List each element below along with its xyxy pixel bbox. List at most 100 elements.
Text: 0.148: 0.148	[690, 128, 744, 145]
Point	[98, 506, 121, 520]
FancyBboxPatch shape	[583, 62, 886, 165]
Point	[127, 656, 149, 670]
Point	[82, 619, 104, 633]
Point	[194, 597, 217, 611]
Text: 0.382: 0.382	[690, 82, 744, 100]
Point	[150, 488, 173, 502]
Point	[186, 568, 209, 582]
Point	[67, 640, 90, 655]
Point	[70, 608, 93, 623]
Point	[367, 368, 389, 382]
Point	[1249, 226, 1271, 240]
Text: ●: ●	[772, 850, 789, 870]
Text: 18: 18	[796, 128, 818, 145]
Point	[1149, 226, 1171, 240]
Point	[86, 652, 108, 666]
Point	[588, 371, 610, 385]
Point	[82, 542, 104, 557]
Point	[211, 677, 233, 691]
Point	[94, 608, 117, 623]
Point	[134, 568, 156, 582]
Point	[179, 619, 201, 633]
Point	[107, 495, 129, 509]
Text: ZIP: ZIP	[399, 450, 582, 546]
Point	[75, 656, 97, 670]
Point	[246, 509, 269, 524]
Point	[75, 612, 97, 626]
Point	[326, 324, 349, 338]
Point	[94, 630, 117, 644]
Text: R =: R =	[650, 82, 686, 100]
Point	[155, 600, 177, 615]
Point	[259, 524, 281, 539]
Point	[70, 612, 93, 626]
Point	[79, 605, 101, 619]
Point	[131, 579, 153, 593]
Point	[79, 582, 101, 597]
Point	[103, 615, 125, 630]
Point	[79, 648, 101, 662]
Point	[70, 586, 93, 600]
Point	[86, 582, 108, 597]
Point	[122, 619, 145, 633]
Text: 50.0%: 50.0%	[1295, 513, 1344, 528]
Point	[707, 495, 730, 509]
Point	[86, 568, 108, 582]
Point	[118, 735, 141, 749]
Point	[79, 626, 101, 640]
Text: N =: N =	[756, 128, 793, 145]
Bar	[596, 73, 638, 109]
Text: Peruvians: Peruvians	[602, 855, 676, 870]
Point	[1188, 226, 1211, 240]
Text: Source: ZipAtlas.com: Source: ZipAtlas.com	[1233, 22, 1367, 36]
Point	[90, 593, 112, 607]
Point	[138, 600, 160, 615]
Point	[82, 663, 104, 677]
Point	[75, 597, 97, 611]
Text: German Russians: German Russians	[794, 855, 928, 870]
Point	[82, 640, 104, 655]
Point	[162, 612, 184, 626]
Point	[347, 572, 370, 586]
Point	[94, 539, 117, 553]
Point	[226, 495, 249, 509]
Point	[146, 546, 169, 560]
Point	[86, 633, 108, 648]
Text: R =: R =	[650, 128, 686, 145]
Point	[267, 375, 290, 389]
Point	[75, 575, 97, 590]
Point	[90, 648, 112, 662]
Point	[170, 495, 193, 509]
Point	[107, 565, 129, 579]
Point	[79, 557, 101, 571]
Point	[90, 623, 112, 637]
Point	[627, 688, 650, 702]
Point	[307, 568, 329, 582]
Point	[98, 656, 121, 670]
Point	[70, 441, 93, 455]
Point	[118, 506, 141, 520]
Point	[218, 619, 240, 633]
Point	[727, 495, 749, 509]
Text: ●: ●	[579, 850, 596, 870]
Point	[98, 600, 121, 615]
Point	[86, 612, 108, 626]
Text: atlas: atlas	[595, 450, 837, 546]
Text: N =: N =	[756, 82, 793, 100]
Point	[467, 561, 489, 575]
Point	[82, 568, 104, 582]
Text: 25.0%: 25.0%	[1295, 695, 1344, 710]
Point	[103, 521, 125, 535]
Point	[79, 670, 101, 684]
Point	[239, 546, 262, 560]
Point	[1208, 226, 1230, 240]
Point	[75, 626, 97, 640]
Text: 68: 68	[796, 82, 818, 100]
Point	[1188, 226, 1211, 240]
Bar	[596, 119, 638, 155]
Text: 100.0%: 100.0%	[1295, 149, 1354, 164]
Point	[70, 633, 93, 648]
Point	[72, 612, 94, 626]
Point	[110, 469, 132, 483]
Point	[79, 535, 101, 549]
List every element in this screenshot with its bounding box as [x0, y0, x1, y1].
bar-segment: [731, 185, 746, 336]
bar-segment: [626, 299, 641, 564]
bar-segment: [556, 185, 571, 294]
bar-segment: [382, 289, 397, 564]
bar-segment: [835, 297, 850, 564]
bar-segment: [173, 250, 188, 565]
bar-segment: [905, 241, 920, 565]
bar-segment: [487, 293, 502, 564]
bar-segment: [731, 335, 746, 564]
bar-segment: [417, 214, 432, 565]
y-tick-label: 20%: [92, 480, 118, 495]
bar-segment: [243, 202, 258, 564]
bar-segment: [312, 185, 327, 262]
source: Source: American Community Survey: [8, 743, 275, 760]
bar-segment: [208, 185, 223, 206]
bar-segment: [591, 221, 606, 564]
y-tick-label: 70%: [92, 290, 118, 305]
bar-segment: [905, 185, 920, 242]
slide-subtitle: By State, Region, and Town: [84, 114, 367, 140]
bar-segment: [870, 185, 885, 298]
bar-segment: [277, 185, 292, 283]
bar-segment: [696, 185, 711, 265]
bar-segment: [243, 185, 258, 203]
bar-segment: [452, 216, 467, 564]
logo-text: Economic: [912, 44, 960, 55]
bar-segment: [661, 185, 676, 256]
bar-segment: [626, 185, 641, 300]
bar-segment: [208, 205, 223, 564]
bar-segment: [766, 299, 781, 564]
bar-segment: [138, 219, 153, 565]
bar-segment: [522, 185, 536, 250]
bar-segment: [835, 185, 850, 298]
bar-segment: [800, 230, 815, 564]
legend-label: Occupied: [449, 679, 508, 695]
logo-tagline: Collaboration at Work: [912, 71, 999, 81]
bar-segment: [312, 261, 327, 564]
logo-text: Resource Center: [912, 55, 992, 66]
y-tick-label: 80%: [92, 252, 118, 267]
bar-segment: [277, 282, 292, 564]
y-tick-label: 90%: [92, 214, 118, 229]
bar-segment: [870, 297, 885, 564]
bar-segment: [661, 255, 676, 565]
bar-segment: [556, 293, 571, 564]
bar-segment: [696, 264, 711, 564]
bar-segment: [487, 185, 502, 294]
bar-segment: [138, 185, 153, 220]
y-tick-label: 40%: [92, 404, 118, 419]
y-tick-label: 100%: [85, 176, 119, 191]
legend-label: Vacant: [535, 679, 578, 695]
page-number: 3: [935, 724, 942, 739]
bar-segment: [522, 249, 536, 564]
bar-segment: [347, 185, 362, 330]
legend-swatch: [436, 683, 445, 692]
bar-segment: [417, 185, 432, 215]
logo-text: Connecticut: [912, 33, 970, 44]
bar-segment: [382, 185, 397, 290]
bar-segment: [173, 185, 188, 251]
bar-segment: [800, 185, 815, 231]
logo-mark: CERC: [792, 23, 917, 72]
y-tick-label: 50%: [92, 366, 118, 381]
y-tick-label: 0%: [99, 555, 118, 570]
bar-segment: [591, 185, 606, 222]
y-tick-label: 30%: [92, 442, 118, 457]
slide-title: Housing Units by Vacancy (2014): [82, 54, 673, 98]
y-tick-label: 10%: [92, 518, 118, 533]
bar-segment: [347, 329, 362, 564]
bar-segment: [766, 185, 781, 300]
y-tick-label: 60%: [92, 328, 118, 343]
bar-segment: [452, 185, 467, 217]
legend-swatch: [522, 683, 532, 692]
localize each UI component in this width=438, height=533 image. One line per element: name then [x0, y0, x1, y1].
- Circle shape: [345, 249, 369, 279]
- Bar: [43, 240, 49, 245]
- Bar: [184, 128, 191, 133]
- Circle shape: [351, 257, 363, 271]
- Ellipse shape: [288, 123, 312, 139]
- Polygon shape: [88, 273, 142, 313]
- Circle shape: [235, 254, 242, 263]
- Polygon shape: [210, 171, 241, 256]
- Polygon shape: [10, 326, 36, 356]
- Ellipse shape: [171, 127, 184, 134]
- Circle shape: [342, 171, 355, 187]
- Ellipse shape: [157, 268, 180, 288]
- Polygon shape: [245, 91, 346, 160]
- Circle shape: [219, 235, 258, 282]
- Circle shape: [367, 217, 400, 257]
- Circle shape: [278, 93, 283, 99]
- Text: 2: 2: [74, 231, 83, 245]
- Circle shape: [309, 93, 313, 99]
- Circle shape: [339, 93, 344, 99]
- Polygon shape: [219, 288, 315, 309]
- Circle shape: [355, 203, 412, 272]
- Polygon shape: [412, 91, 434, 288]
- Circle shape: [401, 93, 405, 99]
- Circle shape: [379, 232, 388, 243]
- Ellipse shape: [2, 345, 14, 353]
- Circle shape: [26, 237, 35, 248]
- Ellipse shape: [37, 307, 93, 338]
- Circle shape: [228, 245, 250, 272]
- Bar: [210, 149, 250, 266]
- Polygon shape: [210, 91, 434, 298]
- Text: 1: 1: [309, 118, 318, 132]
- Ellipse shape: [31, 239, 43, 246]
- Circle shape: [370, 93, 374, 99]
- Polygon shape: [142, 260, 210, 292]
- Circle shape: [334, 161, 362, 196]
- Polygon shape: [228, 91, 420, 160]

------------------------------------------------------------

_PROBLEM REQUIREMENTS_
Can you return, character for character, the stretch of the listing above from its very first line through the line containing "226, 1271, 240]", with both of those lines included?

_WRITTEN ANSWER_
List each element below along with its xyxy pixel bbox. List at most 100 elements.
Text: 0.148: 0.148	[690, 128, 744, 145]
Point	[98, 506, 121, 520]
FancyBboxPatch shape	[583, 62, 886, 165]
Point	[127, 656, 149, 670]
Point	[82, 619, 104, 633]
Point	[194, 597, 217, 611]
Text: 0.382: 0.382	[690, 82, 744, 100]
Point	[150, 488, 173, 502]
Point	[186, 568, 209, 582]
Point	[67, 640, 90, 655]
Point	[70, 608, 93, 623]
Point	[367, 368, 389, 382]
Point	[1249, 226, 1271, 240]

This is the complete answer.